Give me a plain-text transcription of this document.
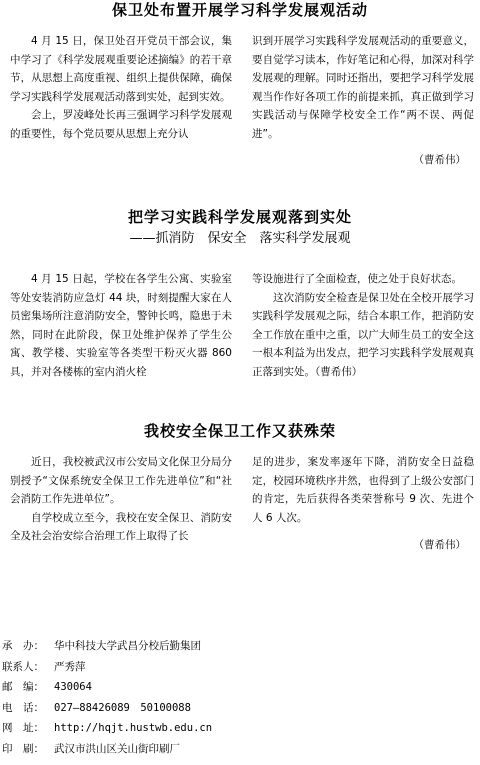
保卫处布置开展学习科学发展观活动

4 月 15 日，保卫处召开党员干部会议，集中学习了《科学发展观重要论述摘编》的若干章节，从思想上高度重视、组织上提供保障，确保学习实践科学发展观活动落到实处，起到实效。

会上，罗凌峰处长再三强调学习科学发展观的重要性，每个党员要从思想上充分认

识到开展学习实践科学发展观活动的重要意义，要自觉学习读本，作好笔记和心得，加深对科学发展观的理解。同时还指出，要把学习科学发展观当作作好各项工作的前提来抓，真正做到学习实践活动与保障学校安全工作“两不误、两促进”。

（曹希伟）
把学习实践科学发展观落到实处
——抓消防　保安全　落实科学发展观

4 月 15 日起，学校在各学生公寓、实验室等处安装消防应急灯 44 块，时刻提醒大家在人员密集场所注意消防安全，警钟长鸣，隐患于未然，同时在此阶段，保卫处维护保养了学生公寓、教学楼、实验室等各类型干粉灭火器 860 具，并对各楼栋的室内消火栓

等设施进行了全面检查，使之处于良好状态。

这次消防安全检查是保卫处在全校开展学习实践科学发展观之际，结合本职工作，把消防安全工作放在重中之重，以广大师生员工的安全这一根本利益为出发点，把学习实践科学发展观真正落到实处。（曹希伟）

我校安全保卫工作又获殊荣

近日，我校被武汉市公安局文化保卫分局分别授予“文保系统安全保卫工作先进单位”和“社会消防工作先进单位”。

自学校成立至今，我校在安全保卫、消防安全及社会治安综合治理工作上取得了长

足的进步，案发率逐年下降，消防安全日益稳定，校园环境秩序井然，也得到了上级公安部门的肯定，先后获得各类荣誉称号 9 次、先进个人 6 人次。

（曹希伟）
承　办： 华中科技大学武昌分校后勤集团
联系人： 严秀萍
邮　编： 430064
电　话： 027—88426089　50100088
网　址： http://hqjt.hustwb.edu.cn
印　刷： 武汉市洪山区关山街印刷厂
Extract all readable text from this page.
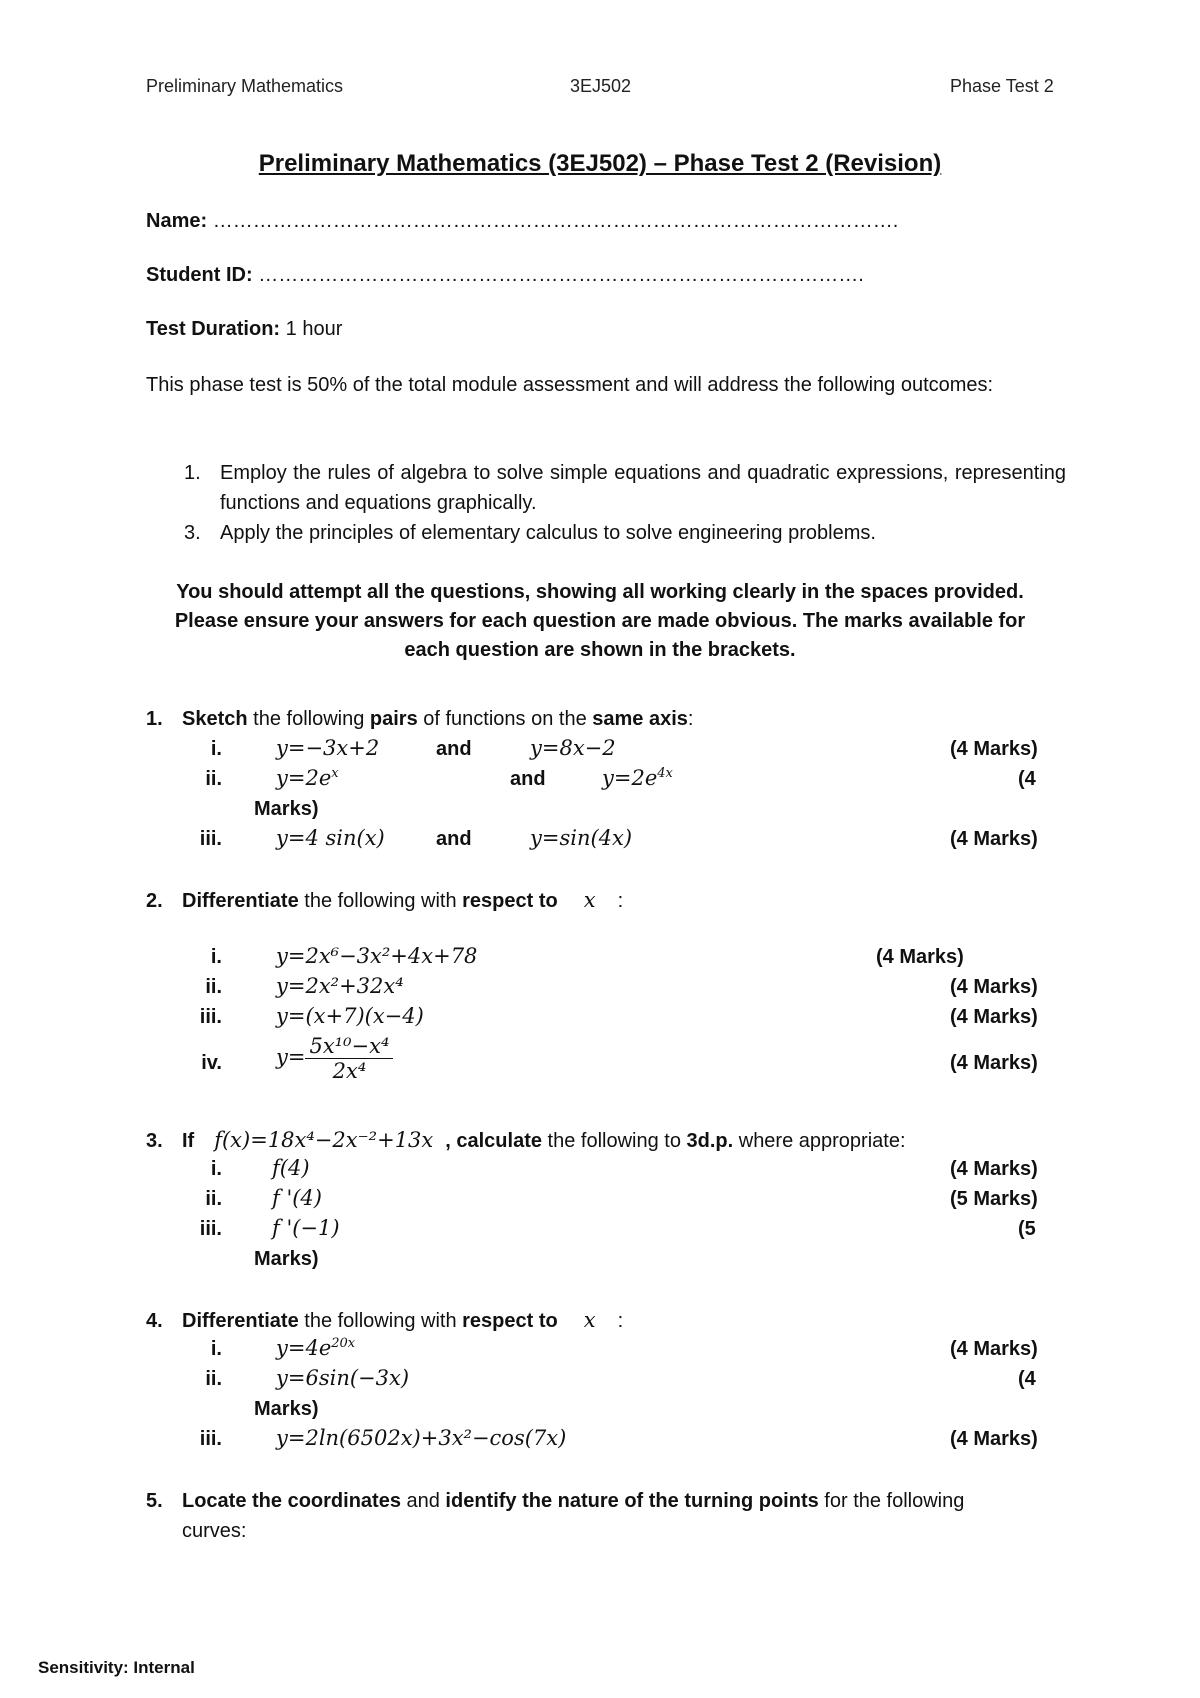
Preliminary Mathematics	3EJ502	Phase Test 2
Preliminary Mathematics (3EJ502) – Phase Test 2 (Revision)
Name: ………………………………………………………………………………………….
Student ID: ……………………………………………………………………………….
Test Duration: 1 hour
This phase test is 50% of the total module assessment and will address the following outcomes:
1. Employ the rules of algebra to solve simple equations and quadratic expressions, representing functions and equations graphically.
3. Apply the principles of elementary calculus to solve engineering problems.
You should attempt all the questions, showing all working clearly in the spaces provided.
Please ensure your answers for each question are made obvious. The marks available for
each question are shown in the brackets.
1. Sketch the following pairs of functions on the same axis:
i.	y=−3x+2	and	y=8x−2	(4 Marks)
ii.	$y=2e^x$	and	$y=2e^{4x}$	(4
Marks)
iii.	y=4 sin(x)	and	y=sin(4x)	(4 Marks)
2. Differentiate the following with respect to x :
i.	y=2x⁶−3x²+4x+78	(4 Marks)
ii.	y=2x²+32x⁴	(4 Marks)
iii.	y=(x+7)(x−4)	(4 Marks)
iv.	$y= \frac{\text{5x¹⁰−x⁴}}{\text{2x⁴}}$	(4 Marks)
3. If f(x)=18x⁴−2x⁻²+13x , calculate the following to 3d.p. where appropriate:
i. f(4)	(4 Marks)
ii. f '(4)	(5 Marks)
iii. f '(−1)	(5
Marks)
4. Differentiate the following with respect to x :
i.	$y=4e^{20x}$	(4 Marks)
ii.	y=6sin(−3x)	(4
Marks)
iii.	y=2ln(6502x)+3x²−cos(7x)	(4 Marks)
5. Locate the coordinates and identify the nature of the turning points for the following
curves:
Sensitivity: Internal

------

▶ _WHAT THE EXERCISE ASKS_
Exclude all pictures and reproduce verbatim the lines running from the line that contains "Extract all readable text from this page." to the end of the data above, both ends included.

▶ _FINISHED TASK_
Extract all readable text from this page.
Preliminary Mathematics	3EJ502	Phase Test 2
Preliminary Mathematics (3EJ502) – Phase Test 2 (Revision)
Name: ………………………………………………………………………………………….
Student ID: ……………………………………………………………………………….
Test Duration: 1 hour
This phase test is 50% of the total module assessment and will address the following outcomes:
1. Employ the rules of algebra to solve simple equations and quadratic expressions, representing functions and equations graphically.
3. Apply the principles of elementary calculus to solve engineering problems.
You should attempt all the questions, showing all working clearly in the spaces provided.
Please ensure your answers for each question are made obvious. The marks available for
each question are shown in the brackets.
1. Sketch the following pairs of functions on the same axis:
i.	y=−3x+2	and	y=8x−2	(4 Marks)
ii.	$y=2e^x$	and	$y=2e^{4x}$	(4
Marks)
iii.	y=4 sin(x)	and	y=sin(4x)	(4 Marks)
2. Differentiate the following with respect to x :
i.	y=2x⁶−3x²+4x+78	(4 Marks)
ii.	y=2x²+32x⁴	(4 Marks)
iii.	y=(x+7)(x−4)	(4 Marks)
iv.	$y= \frac{\text{5x¹⁰−x⁴}}{\text{2x⁴}}$	(4 Marks)
3. If f(x)=18x⁴−2x⁻²+13x , calculate the following to 3d.p. where appropriate:
i. f(4)	(4 Marks)
ii. f '(4)	(5 Marks)
iii. f '(−1)	(5
Marks)
4. Differentiate the following with respect to x :
i.	$y=4e^{20x}$	(4 Marks)
ii.	y=6sin(−3x)	(4
Marks)
iii.	y=2ln(6502x)+3x²−cos(7x)	(4 Marks)
5. Locate the coordinates and identify the nature of the turning points for the following
curves:
Sensitivity: Internal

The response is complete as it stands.